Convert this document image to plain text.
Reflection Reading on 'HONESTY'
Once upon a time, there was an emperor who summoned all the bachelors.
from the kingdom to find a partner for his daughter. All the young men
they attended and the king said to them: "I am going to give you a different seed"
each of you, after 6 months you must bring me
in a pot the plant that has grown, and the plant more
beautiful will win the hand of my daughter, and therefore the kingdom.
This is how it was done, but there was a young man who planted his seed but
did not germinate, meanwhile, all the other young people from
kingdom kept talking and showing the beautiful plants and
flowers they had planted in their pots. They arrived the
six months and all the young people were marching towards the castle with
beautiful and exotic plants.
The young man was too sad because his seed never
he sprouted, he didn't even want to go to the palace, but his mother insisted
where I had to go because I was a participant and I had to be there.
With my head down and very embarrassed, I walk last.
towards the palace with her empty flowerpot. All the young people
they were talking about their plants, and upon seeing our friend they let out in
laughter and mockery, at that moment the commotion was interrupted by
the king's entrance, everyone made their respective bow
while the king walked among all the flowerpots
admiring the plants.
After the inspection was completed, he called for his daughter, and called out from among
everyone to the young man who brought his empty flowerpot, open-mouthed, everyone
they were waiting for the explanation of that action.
------------------------------------------------------------------------
■ **Prompt**
Output the complete data exactly as written.

■ **Task output**
Convert this document image to plain text.
Reflection Reading on 'HONESTY'
Once upon a time, there was an emperor who summoned all the bachelors.
from the kingdom to find a partner for his daughter. All the young men
they attended and the king said to them: "I am going to give you a different seed"
each of you, after 6 months you must bring me
in a pot the plant that has grown, and the plant more
beautiful will win the hand of my daughter, and therefore the kingdom.
This is how it was done, but there was a young man who planted his seed but
did not germinate, meanwhile, all the other young people from
kingdom kept talking and showing the beautiful plants and
flowers they had planted in their pots. They arrived the
six months and all the young people were marching towards the castle with
beautiful and exotic plants.
The young man was too sad because his seed never
he sprouted, he didn't even want to go to the palace, but his mother insisted
where I had to go because I was a participant and I had to be there.
With my head down and very embarrassed, I walk last.
towards the palace with her empty flowerpot. All the young people
they were talking about their plants, and upon seeing our friend they let out in
laughter and mockery, at that moment the commotion was interrupted by
the king's entrance, everyone made their respective bow
while the king walked among all the flowerpots
admiring the plants.
After the inspection was completed, he called for his daughter, and called out from among
everyone to the young man who brought his empty flowerpot, open-mouthed, everyone
they were waiting for the explanation of that action.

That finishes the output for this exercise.